BEGIN Records provided
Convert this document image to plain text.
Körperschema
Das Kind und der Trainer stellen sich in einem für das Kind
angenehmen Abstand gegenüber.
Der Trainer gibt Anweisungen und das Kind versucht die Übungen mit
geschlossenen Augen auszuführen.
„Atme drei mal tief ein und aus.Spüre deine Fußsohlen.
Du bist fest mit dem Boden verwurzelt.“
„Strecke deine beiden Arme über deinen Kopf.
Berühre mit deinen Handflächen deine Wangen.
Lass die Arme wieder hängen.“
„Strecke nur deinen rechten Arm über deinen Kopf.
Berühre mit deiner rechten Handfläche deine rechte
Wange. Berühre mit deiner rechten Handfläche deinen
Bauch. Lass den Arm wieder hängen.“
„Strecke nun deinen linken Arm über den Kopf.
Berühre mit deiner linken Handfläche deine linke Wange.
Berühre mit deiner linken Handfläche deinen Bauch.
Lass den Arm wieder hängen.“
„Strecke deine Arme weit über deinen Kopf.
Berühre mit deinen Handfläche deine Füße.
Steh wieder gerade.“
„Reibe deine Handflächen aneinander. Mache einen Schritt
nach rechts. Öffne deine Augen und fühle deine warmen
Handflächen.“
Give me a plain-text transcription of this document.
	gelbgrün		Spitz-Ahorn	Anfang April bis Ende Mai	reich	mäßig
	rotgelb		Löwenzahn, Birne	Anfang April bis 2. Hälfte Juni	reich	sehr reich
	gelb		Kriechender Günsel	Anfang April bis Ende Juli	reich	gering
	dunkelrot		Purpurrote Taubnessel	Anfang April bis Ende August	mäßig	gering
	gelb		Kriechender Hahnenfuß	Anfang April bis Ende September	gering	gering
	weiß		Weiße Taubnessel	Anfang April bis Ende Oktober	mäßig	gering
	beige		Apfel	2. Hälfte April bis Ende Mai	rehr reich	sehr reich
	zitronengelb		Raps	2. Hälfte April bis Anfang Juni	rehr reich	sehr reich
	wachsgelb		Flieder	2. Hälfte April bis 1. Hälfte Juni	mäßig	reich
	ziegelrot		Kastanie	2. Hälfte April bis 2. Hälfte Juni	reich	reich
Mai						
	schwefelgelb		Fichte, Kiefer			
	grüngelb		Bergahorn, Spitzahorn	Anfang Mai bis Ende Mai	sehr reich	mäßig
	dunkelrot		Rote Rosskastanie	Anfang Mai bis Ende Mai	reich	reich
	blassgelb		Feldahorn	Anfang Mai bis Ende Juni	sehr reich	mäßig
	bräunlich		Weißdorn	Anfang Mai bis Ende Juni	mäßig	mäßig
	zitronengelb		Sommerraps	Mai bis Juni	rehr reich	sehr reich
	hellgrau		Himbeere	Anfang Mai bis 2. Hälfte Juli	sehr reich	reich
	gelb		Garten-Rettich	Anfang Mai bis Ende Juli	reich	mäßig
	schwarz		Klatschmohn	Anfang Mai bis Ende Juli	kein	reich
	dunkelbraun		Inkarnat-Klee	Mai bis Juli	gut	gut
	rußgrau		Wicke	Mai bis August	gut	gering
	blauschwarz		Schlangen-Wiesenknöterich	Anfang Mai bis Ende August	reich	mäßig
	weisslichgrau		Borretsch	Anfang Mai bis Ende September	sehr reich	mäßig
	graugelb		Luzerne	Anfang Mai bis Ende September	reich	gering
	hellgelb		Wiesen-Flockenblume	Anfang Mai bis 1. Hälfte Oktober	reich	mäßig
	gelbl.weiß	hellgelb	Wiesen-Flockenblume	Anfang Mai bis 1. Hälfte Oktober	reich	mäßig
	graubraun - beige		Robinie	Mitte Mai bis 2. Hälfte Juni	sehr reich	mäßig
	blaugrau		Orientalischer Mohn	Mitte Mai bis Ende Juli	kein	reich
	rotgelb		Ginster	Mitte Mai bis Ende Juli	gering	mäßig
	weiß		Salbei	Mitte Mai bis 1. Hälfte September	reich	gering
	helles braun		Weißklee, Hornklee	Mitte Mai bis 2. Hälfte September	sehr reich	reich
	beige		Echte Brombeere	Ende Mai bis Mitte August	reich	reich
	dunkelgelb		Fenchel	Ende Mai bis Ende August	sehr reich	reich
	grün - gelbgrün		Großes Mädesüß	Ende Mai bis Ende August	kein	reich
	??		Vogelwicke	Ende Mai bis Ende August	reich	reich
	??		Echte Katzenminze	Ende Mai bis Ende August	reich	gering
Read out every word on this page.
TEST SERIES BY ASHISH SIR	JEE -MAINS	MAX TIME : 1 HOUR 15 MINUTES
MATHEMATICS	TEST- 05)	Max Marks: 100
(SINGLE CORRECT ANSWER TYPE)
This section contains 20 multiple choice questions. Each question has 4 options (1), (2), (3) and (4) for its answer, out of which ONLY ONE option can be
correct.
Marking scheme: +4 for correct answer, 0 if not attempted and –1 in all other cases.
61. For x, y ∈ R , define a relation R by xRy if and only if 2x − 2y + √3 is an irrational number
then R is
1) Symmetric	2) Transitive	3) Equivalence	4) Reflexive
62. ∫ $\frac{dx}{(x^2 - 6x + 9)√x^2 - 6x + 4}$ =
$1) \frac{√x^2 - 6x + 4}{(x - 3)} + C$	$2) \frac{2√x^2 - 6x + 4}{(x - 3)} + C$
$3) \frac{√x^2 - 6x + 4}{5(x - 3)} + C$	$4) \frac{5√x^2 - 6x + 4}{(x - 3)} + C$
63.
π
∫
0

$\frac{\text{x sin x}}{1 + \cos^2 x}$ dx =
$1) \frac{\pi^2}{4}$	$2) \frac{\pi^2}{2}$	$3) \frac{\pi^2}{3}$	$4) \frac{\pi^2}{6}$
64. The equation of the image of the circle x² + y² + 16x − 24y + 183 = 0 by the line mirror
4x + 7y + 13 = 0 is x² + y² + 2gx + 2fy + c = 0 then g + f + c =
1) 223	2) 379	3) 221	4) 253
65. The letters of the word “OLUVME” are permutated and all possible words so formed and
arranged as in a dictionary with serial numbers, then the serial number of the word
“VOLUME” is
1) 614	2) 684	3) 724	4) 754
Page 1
END Records provided
**Directive**. Repeat every entry word for word.

**Task output**.
Convert this document image to plain text.
Körperschema
Das Kind und der Trainer stellen sich in einem für das Kind
angenehmen Abstand gegenüber.
Der Trainer gibt Anweisungen und das Kind versucht die Übungen mit
geschlossenen Augen auszuführen.
„Atme drei mal tief ein und aus.Spüre deine Fußsohlen.
Du bist fest mit dem Boden verwurzelt.“
„Strecke deine beiden Arme über deinen Kopf.
Berühre mit deinen Handflächen deine Wangen.
Lass die Arme wieder hängen.“
„Strecke nur deinen rechten Arm über deinen Kopf.
Berühre mit deiner rechten Handfläche deine rechte
Wange. Berühre mit deiner rechten Handfläche deinen
Bauch. Lass den Arm wieder hängen.“
„Strecke nun deinen linken Arm über den Kopf.
Berühre mit deiner linken Handfläche deine linke Wange.
Berühre mit deiner linken Handfläche deinen Bauch.
Lass den Arm wieder hängen.“
„Strecke deine Arme weit über deinen Kopf.
Berühre mit deinen Handfläche deine Füße.
Steh wieder gerade.“
„Reibe deine Handflächen aneinander. Mache einen Schritt
nach rechts. Öffne deine Augen und fühle deine warmen
Handflächen.“
Give me a plain-text transcription of this document.
	gelbgrün		Spitz-Ahorn	Anfang April bis Ende Mai	reich	mäßig
	rotgelb		Löwenzahn, Birne	Anfang April bis 2. Hälfte Juni	reich	sehr reich
	gelb		Kriechender Günsel	Anfang April bis Ende Juli	reich	gering
	dunkelrot		Purpurrote Taubnessel	Anfang April bis Ende August	mäßig	gering
	gelb		Kriechender Hahnenfuß	Anfang April bis Ende September	gering	gering
	weiß		Weiße Taubnessel	Anfang April bis Ende Oktober	mäßig	gering
	beige		Apfel	2. Hälfte April bis Ende Mai	rehr reich	sehr reich
	zitronengelb		Raps	2. Hälfte April bis Anfang Juni	rehr reich	sehr reich
	wachsgelb		Flieder	2. Hälfte April bis 1. Hälfte Juni	mäßig	reich
	ziegelrot		Kastanie	2. Hälfte April bis 2. Hälfte Juni	reich	reich
Mai						
	schwefelgelb		Fichte, Kiefer			
	grüngelb		Bergahorn, Spitzahorn	Anfang Mai bis Ende Mai	sehr reich	mäßig
	dunkelrot		Rote Rosskastanie	Anfang Mai bis Ende Mai	reich	reich
	blassgelb		Feldahorn	Anfang Mai bis Ende Juni	sehr reich	mäßig
	bräunlich		Weißdorn	Anfang Mai bis Ende Juni	mäßig	mäßig
	zitronengelb		Sommerraps	Mai bis Juni	rehr reich	sehr reich
	hellgrau		Himbeere	Anfang Mai bis 2. Hälfte Juli	sehr reich	reich
	gelb		Garten-Rettich	Anfang Mai bis Ende Juli	reich	mäßig
	schwarz		Klatschmohn	Anfang Mai bis Ende Juli	kein	reich
	dunkelbraun		Inkarnat-Klee	Mai bis Juli	gut	gut
	rußgrau		Wicke	Mai bis August	gut	gering
	blauschwarz		Schlangen-Wiesenknöterich	Anfang Mai bis Ende August	reich	mäßig
	weisslichgrau		Borretsch	Anfang Mai bis Ende September	sehr reich	mäßig
	graugelb		Luzerne	Anfang Mai bis Ende September	reich	gering
	hellgelb		Wiesen-Flockenblume	Anfang Mai bis 1. Hälfte Oktober	reich	mäßig
	gelbl.weiß	hellgelb	Wiesen-Flockenblume	Anfang Mai bis 1. Hälfte Oktober	reich	mäßig
	graubraun - beige		Robinie	Mitte Mai bis 2. Hälfte Juni	sehr reich	mäßig
	blaugrau		Orientalischer Mohn	Mitte Mai bis Ende Juli	kein	reich
	rotgelb		Ginster	Mitte Mai bis Ende Juli	gering	mäßig
	weiß		Salbei	Mitte Mai bis 1. Hälfte September	reich	gering
	helles braun		Weißklee, Hornklee	Mitte Mai bis 2. Hälfte September	sehr reich	reich
	beige		Echte Brombeere	Ende Mai bis Mitte August	reich	reich
	dunkelgelb		Fenchel	Ende Mai bis Ende August	sehr reich	reich
	grün - gelbgrün		Großes Mädesüß	Ende Mai bis Ende August	kein	reich
	??		Vogelwicke	Ende Mai bis Ende August	reich	reich
	??		Echte Katzenminze	Ende Mai bis Ende August	reich	gering
Read out every word on this page.
TEST SERIES BY ASHISH SIR	JEE -MAINS	MAX TIME : 1 HOUR 15 MINUTES
MATHEMATICS	TEST- 05)	Max Marks: 100
(SINGLE CORRECT ANSWER TYPE)
This section contains 20 multiple choice questions. Each question has 4 options (1), (2), (3) and (4) for its answer, out of which ONLY ONE option can be
correct.
Marking scheme: +4 for correct answer, 0 if not attempted and –1 in all other cases.
61. For x, y ∈ R , define a relation R by xRy if and only if 2x − 2y + √3 is an irrational number
then R is
1) Symmetric	2) Transitive	3) Equivalence	4) Reflexive
62. ∫ $\frac{dx}{(x^2 - 6x + 9)√x^2 - 6x + 4}$ =
$1) \frac{√x^2 - 6x + 4}{(x - 3)} + C$	$2) \frac{2√x^2 - 6x + 4}{(x - 3)} + C$
$3) \frac{√x^2 - 6x + 4}{5(x - 3)} + C$	$4) \frac{5√x^2 - 6x + 4}{(x - 3)} + C$
63.
π
∫
0

$\frac{\text{x sin x}}{1 + \cos^2 x}$ dx =
$1) \frac{\pi^2}{4}$	$2) \frac{\pi^2}{2}$	$3) \frac{\pi^2}{3}$	$4) \frac{\pi^2}{6}$
64. The equation of the image of the circle x² + y² + 16x − 24y + 183 = 0 by the line mirror
4x + 7y + 13 = 0 is x² + y² + 2gx + 2fy + c = 0 then g + f + c =
1) 223	2) 379	3) 221	4) 253
65. The letters of the word “OLUVME” are permutated and all possible words so formed and
arranged as in a dictionary with serial numbers, then the serial number of the word
“VOLUME” is
1) 614	2) 684	3) 724	4) 754
Page 1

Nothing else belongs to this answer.